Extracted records
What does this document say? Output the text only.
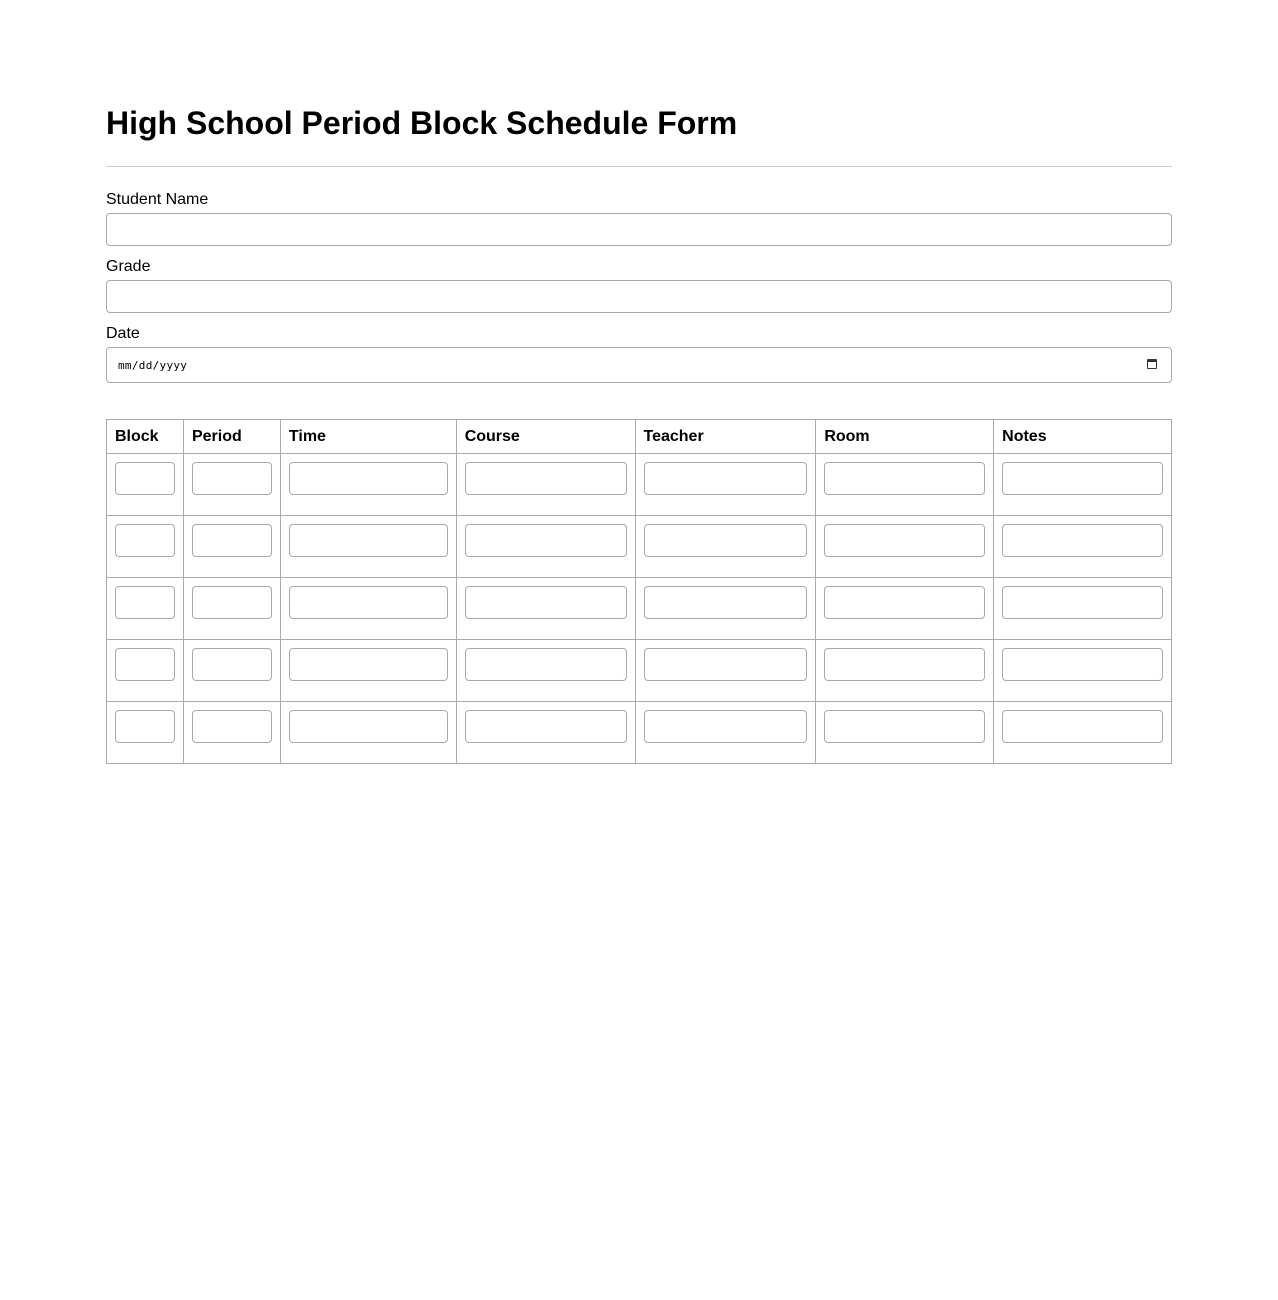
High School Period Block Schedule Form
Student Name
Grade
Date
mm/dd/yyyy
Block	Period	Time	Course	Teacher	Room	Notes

▸ GIVEN PROBLEM: Leave out the pictures, and give all the records again exactly.

▸ SOLUTION TO THIS PROBLEM:
What does this document say? Output the text only.
High School Period Block Schedule Form
Student Name
Grade
Date
mm/dd/yyyy
Block	Period	Time	Course	Teacher	Room	Notes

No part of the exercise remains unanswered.